(Stored entries)
----

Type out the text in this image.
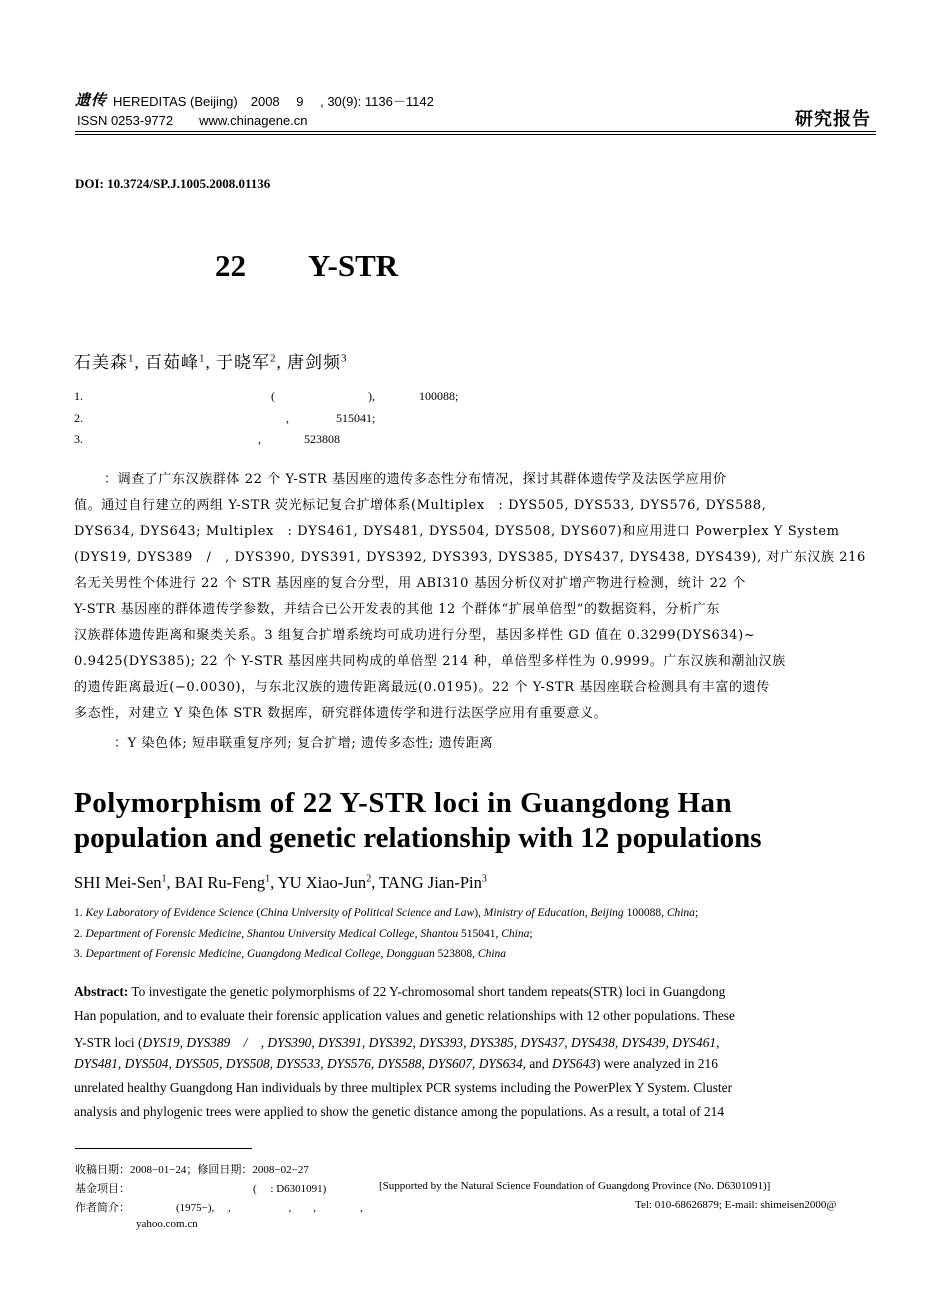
遗传 HEREDITAS (Beijing)　2008　 9　 , 30(9): 1136－1142
ISSN 0253-9772　　www.chinagene.cn	研究报告
DOI: 10.3724/SP.J.1005.2008.01136
22　　Y-STR
石美森$^1$, 百茹峰$^1$, 于晓军$^2$, 唐剑频$^3$
1.	(	),	100088;
2.	,	515041;
3.	,	523808
：调查了广东汉族群体 22 个 Y-STR 基因座的遗传多态性分布情况，探讨其群体遗传学及法医学应用价
值。通过自行建立的两组 Y-STR 荧光标记复合扩增体系(Multiplex　: DYS505, DYS533, DYS576, DYS588,
DYS634, DYS643; Multiplex　: DYS461, DYS481, DYS504, DYS508, DYS607)和应用进口 Powerplex Y System
(DYS19, DYS389　/　, DYS390, DYS391, DYS392, DYS393, DYS385, DYS437, DYS438, DYS439), 对广东汉族 216
名无关男性个体进行 22 个 STR 基因座的复合分型，用 ABI310 基因分析仪对扩增产物进行检测，统计 22 个
Y-STR 基因座的群体遗传学参数，并结合已公开发表的其他 12 个群体“扩展单倍型”的数据资料，分析广东
汉族群体遗传距离和聚类关系。3 组复合扩增系统均可成功进行分型，基因多样性 GD 值在 0.3299(DYS634)~
0.9425(DYS385); 22 个 Y-STR 基因座共同构成的单倍型 214 种，单倍型多样性为 0.9999。广东汉族和潮汕汉族
的遗传距离最近(−0.0030)，与东北汉族的遗传距离最远(0.0195)。22 个 Y-STR 基因座联合检测具有丰富的遗传
多态性，对建立 Y 染色体 STR 数据库，研究群体遗传学和进行法医学应用有重要意义。
：Y 染色体; 短串联重复序列; 复合扩增; 遗传多态性; 遗传距离
Polymorphism of 22 Y-STR loci in Guangdong Han
population and genetic relationship with 12 populations
SHI Mei-Sen$^1$, BAI Ru-Feng$^1$, YU Xiao-Jun$^2$, TANG Jian-Pin$^3$
1. Key Laboratory of Evidence Science (China University of Political Science and Law), Ministry of Education, Beijing 100088, China;
2. Department of Forensic Medicine, Shantou University Medical College, Shantou 515041, China;
3. Department of Forensic Medicine, Guangdong Medical College, Dongguan 523808, China
Abstract: To investigate the genetic polymorphisms of 22 Y-chromosomal short tandem repeats(STR) loci in Guangdong
Han population, and to evaluate their forensic application values and genetic relationships with 12 other populations. These
Y-STR loci (DYS19, DYS389　/　, DYS390, DYS391, DYS392, DYS393, DYS385, DYS437, DYS438, DYS439, DYS461,
DYS481, DYS504, DYS505, DYS508, DYS533, DYS576, DYS588, DYS607, DYS634, and DYS643) were analyzed in 216
unrelated healthy Guangdong Han individuals by three multiplex PCR systems including the PowerPlex Y System. Cluster
analysis and phylogenic trees were applied to show the genetic distance among the populations. As a result, a total of 214
收稿日期：2008−01−24；修回日期：2008−02−27
基金项目：	(　 : D6301091)	[Supported by the Natural Science Foundation of Guangdong Province (No. D6301091)]
作者简介：	(1975−),　 ,　　　　　 ,　　,　　　　,	Tel: 010-68626879; E-mail: shimeisen2000@
yahoo.com.cn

----

▸ Task description:
Some lines of the records may hold the word "Medicine". How many do? Answer with a number and nothing else.

▸ Solution below:
2